**What you should do:**
Collect all lines below with the string "this".

Stored records
+-------+

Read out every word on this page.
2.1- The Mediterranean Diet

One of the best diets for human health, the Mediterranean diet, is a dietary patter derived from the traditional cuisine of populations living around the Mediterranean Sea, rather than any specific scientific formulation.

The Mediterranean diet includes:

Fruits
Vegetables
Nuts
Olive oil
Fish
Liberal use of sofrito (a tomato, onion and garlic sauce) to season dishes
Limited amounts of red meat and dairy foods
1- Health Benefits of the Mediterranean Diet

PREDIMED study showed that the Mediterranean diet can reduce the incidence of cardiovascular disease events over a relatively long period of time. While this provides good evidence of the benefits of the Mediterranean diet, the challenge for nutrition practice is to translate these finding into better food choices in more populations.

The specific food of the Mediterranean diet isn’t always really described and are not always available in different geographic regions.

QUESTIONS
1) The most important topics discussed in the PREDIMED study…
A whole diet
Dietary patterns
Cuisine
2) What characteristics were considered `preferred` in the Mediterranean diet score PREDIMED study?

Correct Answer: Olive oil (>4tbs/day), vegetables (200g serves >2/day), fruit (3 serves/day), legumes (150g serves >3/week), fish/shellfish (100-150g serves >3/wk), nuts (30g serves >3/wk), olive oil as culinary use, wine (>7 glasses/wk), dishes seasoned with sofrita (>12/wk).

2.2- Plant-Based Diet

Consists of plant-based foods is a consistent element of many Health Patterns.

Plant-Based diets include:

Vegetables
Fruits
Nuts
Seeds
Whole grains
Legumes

+-------+

**Task answer:**
Read out every word on this page.
PREDIMED study showed that the Mediterranean diet can reduce the incidence of cardiovascular disease events over a relatively long period of time. While this provides good evidence of the benefits of the Mediterranean diet, the challenge for nutrition practice is to translate these finding into better food choices in more populations.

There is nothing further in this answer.